* **Given problem**
Only lines with the string "this" matter here; gather them from the material below.

* **Entries shown**
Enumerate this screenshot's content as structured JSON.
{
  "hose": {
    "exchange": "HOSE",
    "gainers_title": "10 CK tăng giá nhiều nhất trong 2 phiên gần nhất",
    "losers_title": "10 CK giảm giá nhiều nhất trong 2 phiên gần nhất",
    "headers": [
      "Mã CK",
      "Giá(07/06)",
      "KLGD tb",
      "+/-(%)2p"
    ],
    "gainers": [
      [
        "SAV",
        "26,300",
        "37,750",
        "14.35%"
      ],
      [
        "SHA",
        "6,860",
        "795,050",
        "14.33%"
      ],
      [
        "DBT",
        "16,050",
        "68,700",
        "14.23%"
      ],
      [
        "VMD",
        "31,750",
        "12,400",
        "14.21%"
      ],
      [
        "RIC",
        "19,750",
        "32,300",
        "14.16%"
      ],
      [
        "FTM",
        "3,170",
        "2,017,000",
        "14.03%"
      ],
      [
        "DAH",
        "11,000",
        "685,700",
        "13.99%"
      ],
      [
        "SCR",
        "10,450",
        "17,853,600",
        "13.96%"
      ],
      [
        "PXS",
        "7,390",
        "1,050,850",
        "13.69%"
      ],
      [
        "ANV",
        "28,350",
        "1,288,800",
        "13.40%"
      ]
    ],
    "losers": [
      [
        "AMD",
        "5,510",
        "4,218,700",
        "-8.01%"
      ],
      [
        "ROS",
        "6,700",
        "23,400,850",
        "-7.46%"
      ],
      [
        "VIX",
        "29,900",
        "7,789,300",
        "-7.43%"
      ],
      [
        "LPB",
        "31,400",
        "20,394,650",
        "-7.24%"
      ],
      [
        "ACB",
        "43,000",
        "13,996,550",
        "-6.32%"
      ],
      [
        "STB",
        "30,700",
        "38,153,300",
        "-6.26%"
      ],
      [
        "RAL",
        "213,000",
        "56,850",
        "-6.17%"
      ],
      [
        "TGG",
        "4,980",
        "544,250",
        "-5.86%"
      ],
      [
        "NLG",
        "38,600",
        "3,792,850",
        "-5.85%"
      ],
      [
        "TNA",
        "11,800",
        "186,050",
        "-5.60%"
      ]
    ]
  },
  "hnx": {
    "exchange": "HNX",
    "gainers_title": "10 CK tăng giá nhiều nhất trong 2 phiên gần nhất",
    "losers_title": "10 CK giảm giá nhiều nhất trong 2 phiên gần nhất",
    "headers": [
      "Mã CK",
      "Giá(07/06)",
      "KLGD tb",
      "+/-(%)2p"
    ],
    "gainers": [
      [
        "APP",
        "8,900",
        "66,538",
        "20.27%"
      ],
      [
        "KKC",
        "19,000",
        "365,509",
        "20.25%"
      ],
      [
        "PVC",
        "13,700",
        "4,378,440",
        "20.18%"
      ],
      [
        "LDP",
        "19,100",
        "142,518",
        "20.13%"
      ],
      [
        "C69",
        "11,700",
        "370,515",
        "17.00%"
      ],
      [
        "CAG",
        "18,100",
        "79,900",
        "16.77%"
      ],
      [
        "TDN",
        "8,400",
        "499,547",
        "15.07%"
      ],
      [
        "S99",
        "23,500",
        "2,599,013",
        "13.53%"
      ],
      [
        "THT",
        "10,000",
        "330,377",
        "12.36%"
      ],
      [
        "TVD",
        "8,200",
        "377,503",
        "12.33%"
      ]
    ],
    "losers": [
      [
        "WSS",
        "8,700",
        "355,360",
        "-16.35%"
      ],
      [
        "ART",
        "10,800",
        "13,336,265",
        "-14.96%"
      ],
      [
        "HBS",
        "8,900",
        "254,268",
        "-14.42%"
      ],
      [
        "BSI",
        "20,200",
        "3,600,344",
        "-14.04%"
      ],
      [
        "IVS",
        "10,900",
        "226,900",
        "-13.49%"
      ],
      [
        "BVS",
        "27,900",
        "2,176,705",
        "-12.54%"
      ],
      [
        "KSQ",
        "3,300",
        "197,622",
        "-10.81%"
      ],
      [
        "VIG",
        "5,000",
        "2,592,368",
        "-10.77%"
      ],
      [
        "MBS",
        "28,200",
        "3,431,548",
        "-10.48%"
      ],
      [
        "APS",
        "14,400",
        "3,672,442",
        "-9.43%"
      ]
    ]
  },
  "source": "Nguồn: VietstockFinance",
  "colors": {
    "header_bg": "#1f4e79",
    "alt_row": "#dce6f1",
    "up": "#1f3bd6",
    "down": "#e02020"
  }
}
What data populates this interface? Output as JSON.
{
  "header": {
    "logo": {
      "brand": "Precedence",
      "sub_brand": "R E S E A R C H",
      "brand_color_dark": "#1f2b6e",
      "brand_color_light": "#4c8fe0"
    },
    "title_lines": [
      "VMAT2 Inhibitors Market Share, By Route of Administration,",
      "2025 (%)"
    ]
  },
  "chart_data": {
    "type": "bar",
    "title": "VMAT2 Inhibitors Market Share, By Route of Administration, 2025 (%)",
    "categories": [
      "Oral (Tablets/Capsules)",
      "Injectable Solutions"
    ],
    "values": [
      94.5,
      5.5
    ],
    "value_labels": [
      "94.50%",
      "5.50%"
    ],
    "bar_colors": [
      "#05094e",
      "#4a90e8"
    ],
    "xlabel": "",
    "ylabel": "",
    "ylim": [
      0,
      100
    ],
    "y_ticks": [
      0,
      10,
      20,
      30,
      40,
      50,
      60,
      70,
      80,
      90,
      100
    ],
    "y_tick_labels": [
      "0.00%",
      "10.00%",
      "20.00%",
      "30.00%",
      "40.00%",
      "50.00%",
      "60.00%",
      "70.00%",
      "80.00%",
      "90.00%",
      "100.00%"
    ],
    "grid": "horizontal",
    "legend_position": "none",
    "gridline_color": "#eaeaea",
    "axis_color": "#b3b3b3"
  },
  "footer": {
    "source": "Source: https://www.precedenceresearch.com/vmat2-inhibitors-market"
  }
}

* **Finished task**
Enumerate this screenshot's content as structured JSON.
What data populates this interface? Output as JSON.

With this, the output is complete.